- _Exercise_: Repeat the material below exactly, with no pictures.

- _Records for processing_:

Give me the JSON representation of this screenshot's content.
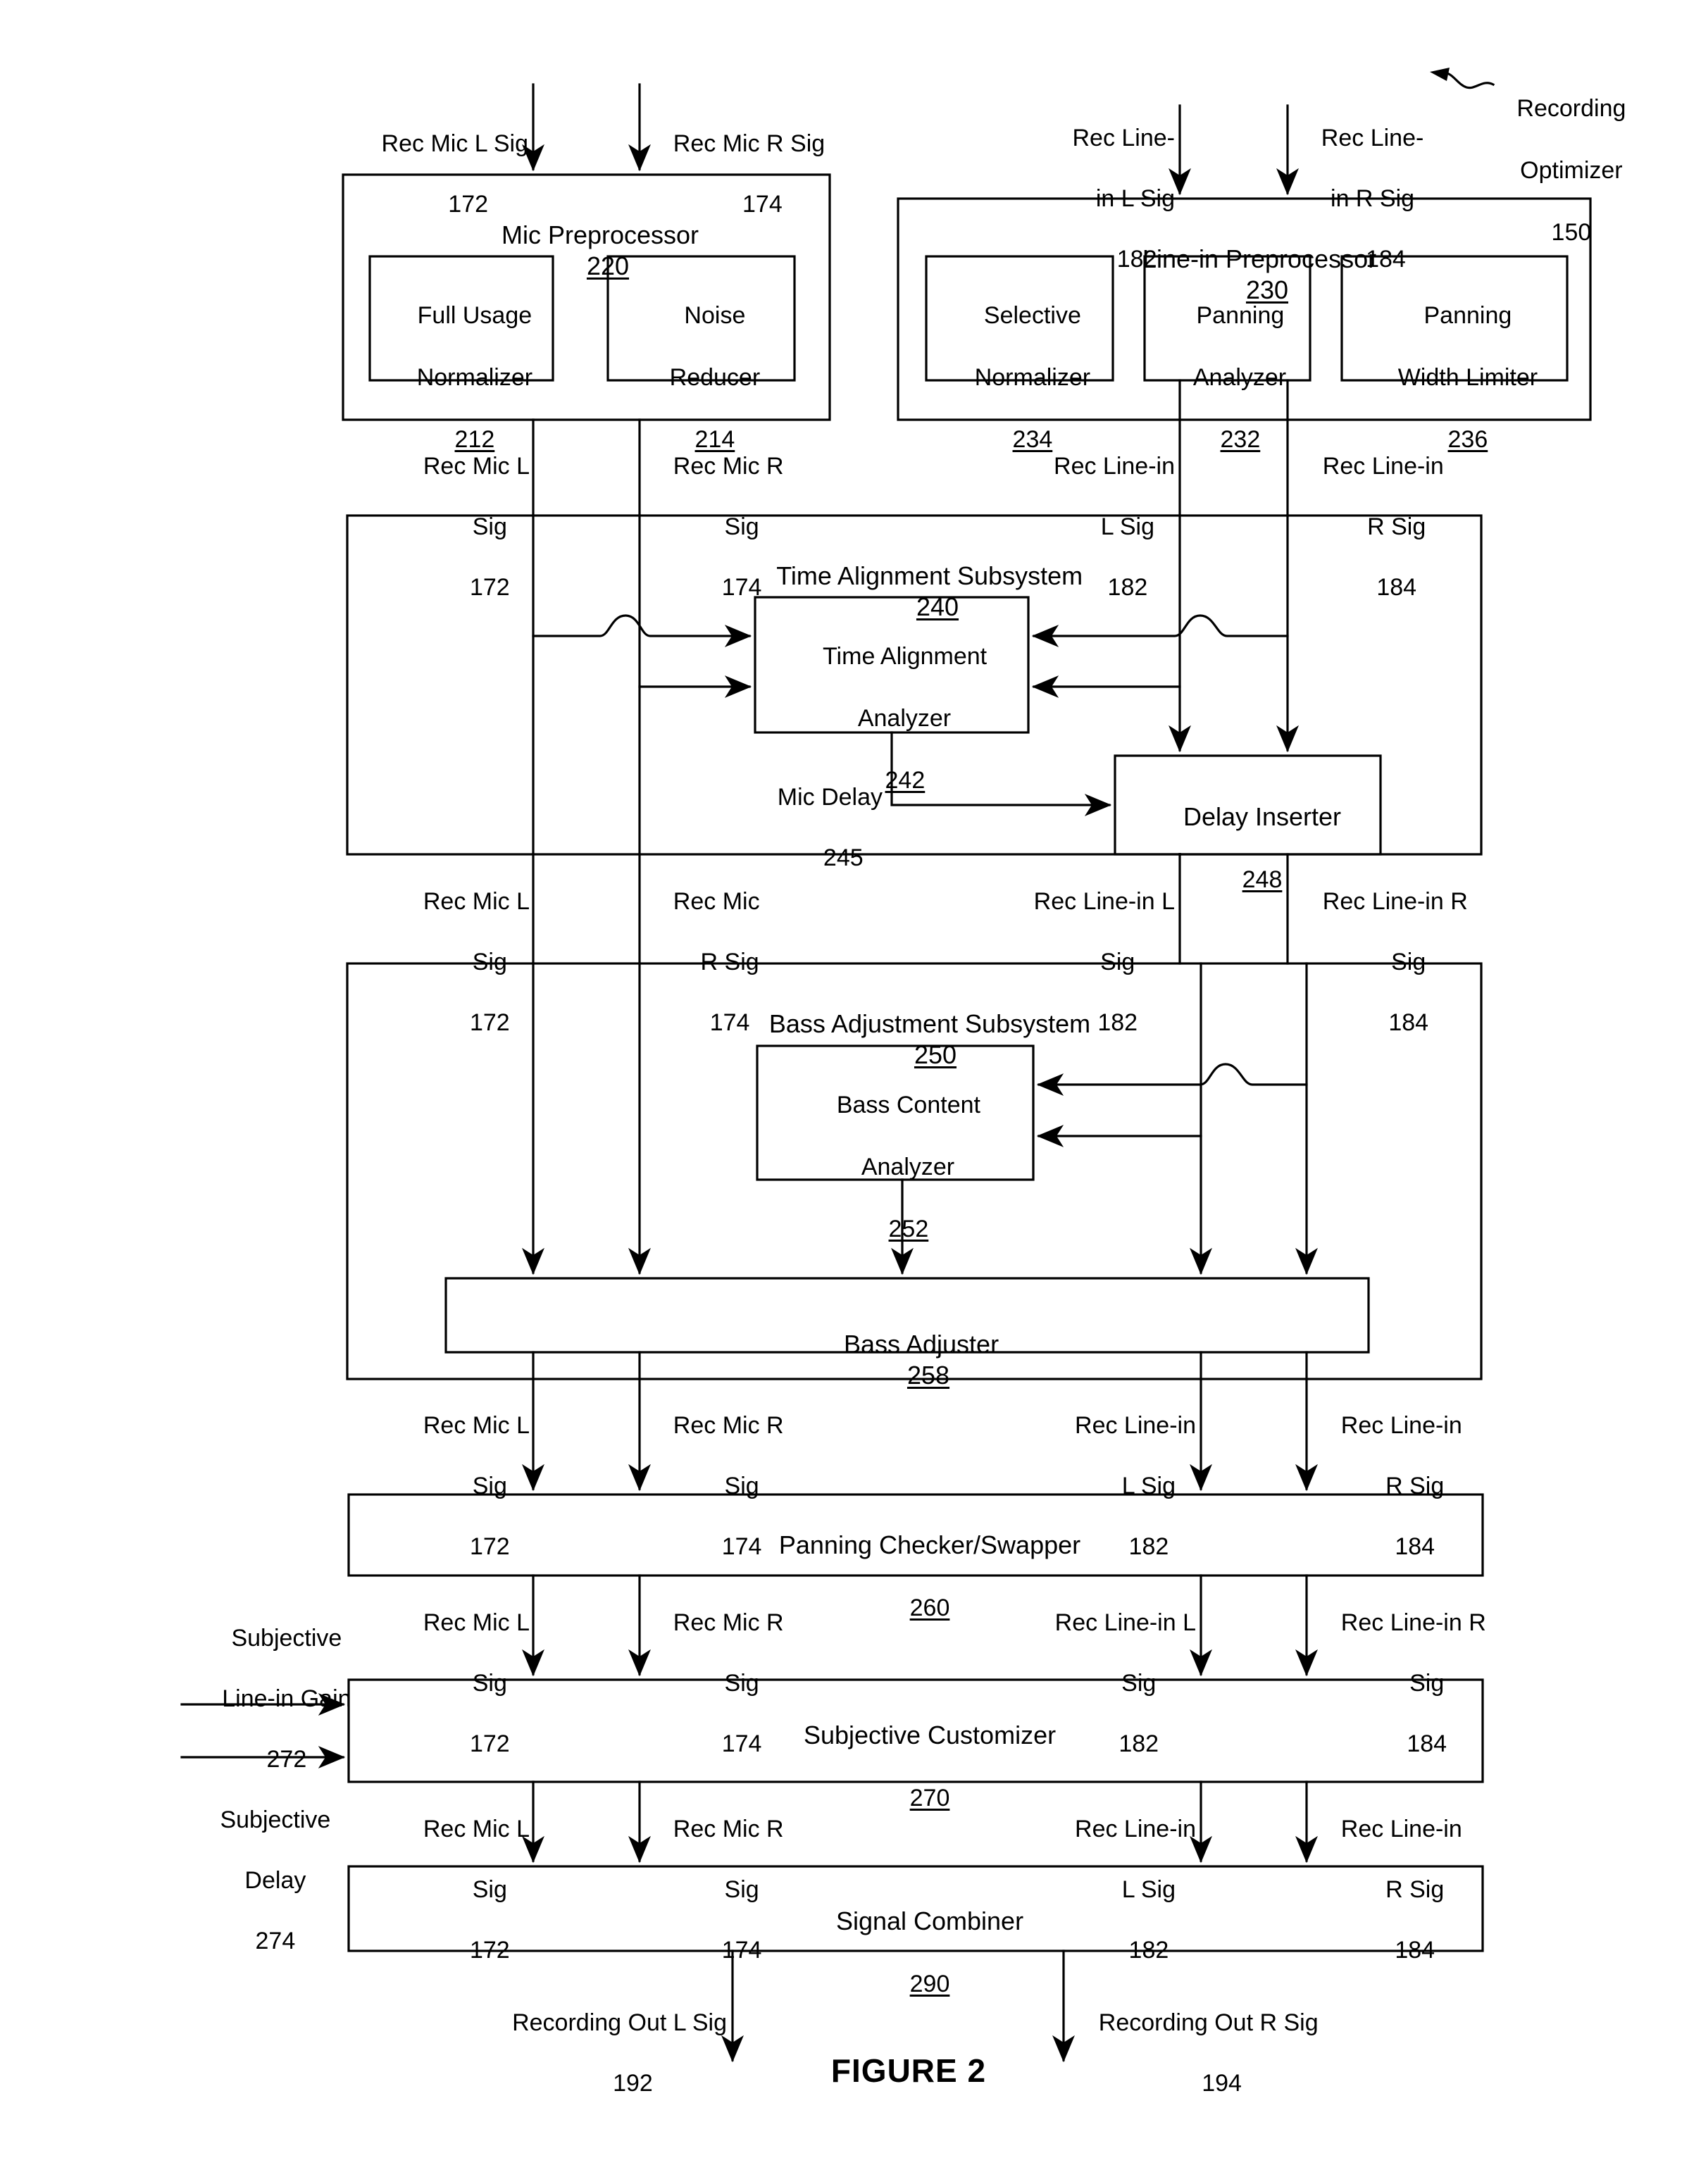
{
  "figure": {
    "caption": "FIGURE 2",
    "system_label_line1": "Recording",
    "system_label_line2": "Optimizer",
    "system_ref": "150"
  },
  "signals": {
    "mic_l": {
      "name": "Rec Mic L Sig",
      "ref": "172",
      "name_l1": "Rec Mic L",
      "name_l2": "Sig"
    },
    "mic_r": {
      "name": "Rec Mic R Sig",
      "ref": "174",
      "name_l1": "Rec Mic R",
      "name_l2": "Sig"
    },
    "line_l": {
      "name_l1": "Rec Line-",
      "name_l2": "in L Sig",
      "ref": "182",
      "alt_l1": "Rec Line-in",
      "alt_l2": "L Sig",
      "alt2_l1": "Rec Line-in L",
      "alt2_l2": "Sig"
    },
    "line_r": {
      "name_l1": "Rec Line-",
      "name_l2": "in R Sig",
      "ref": "184",
      "alt_l1": "Rec Line-in",
      "alt_l2": "R Sig",
      "alt2_l1": "Rec Line-in R",
      "alt2_l2": "Sig"
    },
    "out_l": {
      "name": "Recording Out L Sig",
      "ref": "192"
    },
    "out_r": {
      "name": "Recording Out R Sig",
      "ref": "194"
    },
    "mic_delay": {
      "name": "Mic Delay",
      "ref": "245"
    },
    "subj_gain": {
      "name_l1": "Subjective",
      "name_l2": "Line-in Gain",
      "ref": "272"
    },
    "subj_delay": {
      "name_l1": "Subjective",
      "name_l2": "Delay",
      "ref": "274"
    }
  },
  "blocks": {
    "mic_preprocessor": {
      "title": "Mic Preprocessor",
      "ref": "220"
    },
    "full_usage_normalizer": {
      "l1": "Full Usage",
      "l2": "Normalizer",
      "ref": "212"
    },
    "noise_reducer": {
      "l1": "Noise",
      "l2": "Reducer",
      "ref": "214"
    },
    "linein_preprocessor": {
      "title": "Line-in Preprocessor",
      "ref": "230"
    },
    "selective_normalizer": {
      "l1": "Selective",
      "l2": "Normalizer",
      "ref": "234"
    },
    "panning_analyzer": {
      "l1": "Panning",
      "l2": "Analyzer",
      "ref": "232"
    },
    "panning_width_limiter": {
      "l1": "Panning",
      "l2": "Width Limiter",
      "ref": "236"
    },
    "time_alignment_subsystem": {
      "title": "Time Alignment Subsystem",
      "ref": "240"
    },
    "time_alignment_analyzer": {
      "l1": "Time Alignment",
      "l2": "Analyzer",
      "ref": "242"
    },
    "delay_inserter": {
      "title": "Delay Inserter",
      "ref": "248"
    },
    "bass_adjustment_subsystem": {
      "title": "Bass Adjustment Subsystem",
      "ref": "250"
    },
    "bass_content_analyzer": {
      "l1": "Bass Content",
      "l2": "Analyzer",
      "ref": "252"
    },
    "bass_adjuster": {
      "title": "Bass Adjuster",
      "ref": "258"
    },
    "panning_checker_swapper": {
      "title": "Panning Checker/Swapper",
      "ref": "260"
    },
    "subjective_customizer": {
      "title": "Subjective Customizer",
      "ref": "270"
    },
    "signal_combiner": {
      "title": "Signal Combiner",
      "ref": "290"
    }
  },
  "colors": {
    "ink": "#000000",
    "paper": "#ffffff"
  }
}
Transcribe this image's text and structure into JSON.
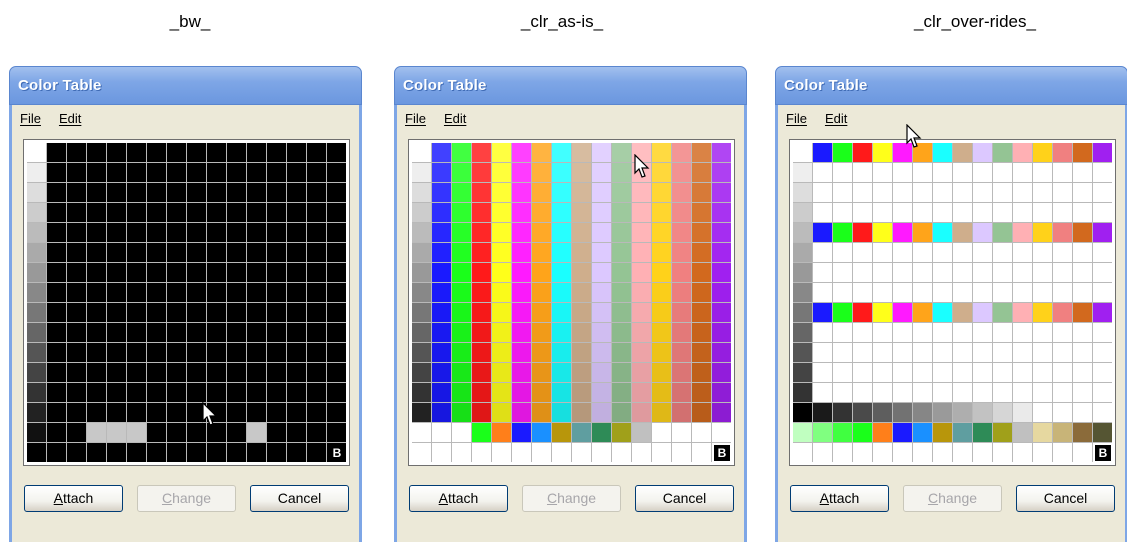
{
  "captions": [
    "_bw_",
    "_clr_as-is_",
    "_clr_over-rides_"
  ],
  "dialogs": [
    {
      "title": "Color Table",
      "menu": [
        "File",
        "Edit"
      ],
      "buttons": [
        "Attach",
        "Change",
        "Cancel"
      ],
      "badge": "B",
      "variant": "bw"
    },
    {
      "title": "Color Table",
      "menu": [
        "File",
        "Edit"
      ],
      "buttons": [
        "Attach",
        "Change",
        "Cancel"
      ],
      "badge": "B",
      "variant": "asis"
    },
    {
      "title": "Color Table",
      "menu": [
        "File",
        "Edit"
      ],
      "buttons": [
        "Attach",
        "Change",
        "Cancel"
      ],
      "badge": "B",
      "variant": "overrides"
    }
  ],
  "palette": {
    "column_colors": [
      "#1a1aff",
      "#1aff1a",
      "#ff1a1a",
      "#ffff1a",
      "#ff1aff",
      "#ffa41a",
      "#1affff",
      "#cfae8c",
      "#dcc8ff",
      "#94c494",
      "#ffb0b4",
      "#ffd21a",
      "#f08080",
      "#d2691e",
      "#a020f0"
    ],
    "gray_ramp": [
      "#ffffff",
      "#eeeeee",
      "#dddddd",
      "#cccccc",
      "#bbbbbb",
      "#aaaaaa",
      "#999999",
      "#888888",
      "#777777",
      "#666666",
      "#555555",
      "#444444",
      "#333333",
      "#222222",
      "#111111",
      "#000000"
    ],
    "extra_row_asis": [
      "#ffffff",
      "#ffffff",
      "#ffffff",
      "#1aff1a",
      "#ff7f1a",
      "#1a1aff",
      "#1a90ff",
      "#b8960b",
      "#5f9ea0",
      "#2e8b57",
      "#a0a01a",
      "#c0c0c0",
      "#ffffff",
      "#ffffff",
      "#ffffff",
      "#ffffff"
    ],
    "bottom_row_overrides": [
      "#c0ffc0",
      "#80ff80",
      "#40ff40",
      "#1aff1a",
      "#ff7f1a",
      "#1a1aff",
      "#1a90ff",
      "#b8960b",
      "#5f9ea0",
      "#2e8b57",
      "#a0a01a",
      "#c0c0c0",
      "#e6d8a0",
      "#c8b478",
      "#8b6b3a",
      "#555533"
    ],
    "dark_row_overrides": [
      "#000000",
      "#1a1a1a",
      "#333333",
      "#4a4a4a",
      "#5e5e5e",
      "#727272",
      "#868686",
      "#9a9a9a",
      "#aeaeae",
      "#c2c2c2",
      "#d6d6d6",
      "#eaeaea",
      "#ffffff",
      "#ffffff",
      "#ffffff",
      "#ffffff"
    ]
  }
}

- _Finished answer_:
Give me the JSON representation of this screenshot's content.
{
  "figure": {
    "caption": "FIGURE 2",
    "system_label_line1": "Recording",
    "system_label_line2": "Optimizer",
    "system_ref": "150"
  },
  "signals": {
    "mic_l": {
      "name": "Rec Mic L Sig",
      "ref": "172",
      "name_l1": "Rec Mic L",
      "name_l2": "Sig"
    },
    "mic_r": {
      "name": "Rec Mic R Sig",
      "ref": "174",
      "name_l1": "Rec Mic R",
      "name_l2": "Sig"
    },
    "line_l": {
      "name_l1": "Rec Line-",
      "name_l2": "in L Sig",
      "ref": "182",
      "alt_l1": "Rec Line-in",
      "alt_l2": "L Sig",
      "alt2_l1": "Rec Line-in L",
      "alt2_l2": "Sig"
    },
    "line_r": {
      "name_l1": "Rec Line-",
      "name_l2": "in R Sig",
      "ref": "184",
      "alt_l1": "Rec Line-in",
      "alt_l2": "R Sig",
      "alt2_l1": "Rec Line-in R",
      "alt2_l2": "Sig"
    },
    "out_l": {
      "name": "Recording Out L Sig",
      "ref": "192"
    },
    "out_r": {
      "name": "Recording Out R Sig",
      "ref": "194"
    },
    "mic_delay": {
      "name": "Mic Delay",
      "ref": "245"
    },
    "subj_gain": {
      "name_l1": "Subjective",
      "name_l2": "Line-in Gain",
      "ref": "272"
    },
    "subj_delay": {
      "name_l1": "Subjective",
      "name_l2": "Delay",
      "ref": "274"
    }
  },
  "blocks": {
    "mic_preprocessor": {
      "title": "Mic Preprocessor",
      "ref": "220"
    },
    "full_usage_normalizer": {
      "l1": "Full Usage",
      "l2": "Normalizer",
      "ref": "212"
    },
    "noise_reducer": {
      "l1": "Noise",
      "l2": "Reducer",
      "ref": "214"
    },
    "linein_preprocessor": {
      "title": "Line-in Preprocessor",
      "ref": "230"
    },
    "selective_normalizer": {
      "l1": "Selective",
      "l2": "Normalizer",
      "ref": "234"
    },
    "panning_analyzer": {
      "l1": "Panning",
      "l2": "Analyzer",
      "ref": "232"
    },
    "panning_width_limiter": {
      "l1": "Panning",
      "l2": "Width Limiter",
      "ref": "236"
    },
    "time_alignment_subsystem": {
      "title": "Time Alignment Subsystem",
      "ref": "240"
    },
    "time_alignment_analyzer": {
      "l1": "Time Alignment",
      "l2": "Analyzer",
      "ref": "242"
    },
    "delay_inserter": {
      "title": "Delay Inserter",
      "ref": "248"
    },
    "bass_adjustment_subsystem": {
      "title": "Bass Adjustment Subsystem",
      "ref": "250"
    },
    "bass_content_analyzer": {
      "l1": "Bass Content",
      "l2": "Analyzer",
      "ref": "252"
    },
    "bass_adjuster": {
      "title": "Bass Adjuster",
      "ref": "258"
    },
    "panning_checker_swapper": {
      "title": "Panning Checker/Swapper",
      "ref": "260"
    },
    "subjective_customizer": {
      "title": "Subjective Customizer",
      "ref": "270"
    },
    "signal_combiner": {
      "title": "Signal Combiner",
      "ref": "290"
    }
  },
  "colors": {
    "ink": "#000000",
    "paper": "#ffffff"
  }
}
Transcribe this image's text and structure into JSON.
{
  "captions": [
    "_bw_",
    "_clr_as-is_",
    "_clr_over-rides_"
  ],
  "dialogs": [
    {
      "title": "Color Table",
      "menu": [
        "File",
        "Edit"
      ],
      "buttons": [
        "Attach",
        "Change",
        "Cancel"
      ],
      "badge": "B",
      "variant": "bw"
    },
    {
      "title": "Color Table",
      "menu": [
        "File",
        "Edit"
      ],
      "buttons": [
        "Attach",
        "Change",
        "Cancel"
      ],
      "badge": "B",
      "variant": "asis"
    },
    {
      "title": "Color Table",
      "menu": [
        "File",
        "Edit"
      ],
      "buttons": [
        "Attach",
        "Change",
        "Cancel"
      ],
      "badge": "B",
      "variant": "overrides"
    }
  ],
  "palette": {
    "column_colors": [
      "#1a1aff",
      "#1aff1a",
      "#ff1a1a",
      "#ffff1a",
      "#ff1aff",
      "#ffa41a",
      "#1affff",
      "#cfae8c",
      "#dcc8ff",
      "#94c494",
      "#ffb0b4",
      "#ffd21a",
      "#f08080",
      "#d2691e",
      "#a020f0"
    ],
    "gray_ramp": [
      "#ffffff",
      "#eeeeee",
      "#dddddd",
      "#cccccc",
      "#bbbbbb",
      "#aaaaaa",
      "#999999",
      "#888888",
      "#777777",
      "#666666",
      "#555555",
      "#444444",
      "#333333",
      "#222222",
      "#111111",
      "#000000"
    ],
    "extra_row_asis": [
      "#ffffff",
      "#ffffff",
      "#ffffff",
      "#1aff1a",
      "#ff7f1a",
      "#1a1aff",
      "#1a90ff",
      "#b8960b",
      "#5f9ea0",
      "#2e8b57",
      "#a0a01a",
      "#c0c0c0",
      "#ffffff",
      "#ffffff",
      "#ffffff",
      "#ffffff"
    ],
    "bottom_row_overrides": [
      "#c0ffc0",
      "#80ff80",
      "#40ff40",
      "#1aff1a",
      "#ff7f1a",
      "#1a1aff",
      "#1a90ff",
      "#b8960b",
      "#5f9ea0",
      "#2e8b57",
      "#a0a01a",
      "#c0c0c0",
      "#e6d8a0",
      "#c8b478",
      "#8b6b3a",
      "#555533"
    ],
    "dark_row_overrides": [
      "#000000",
      "#1a1a1a",
      "#333333",
      "#4a4a4a",
      "#5e5e5e",
      "#727272",
      "#868686",
      "#9a9a9a",
      "#aeaeae",
      "#c2c2c2",
      "#d6d6d6",
      "#eaeaea",
      "#ffffff",
      "#ffffff",
      "#ffffff",
      "#ffffff"
    ]
  }
}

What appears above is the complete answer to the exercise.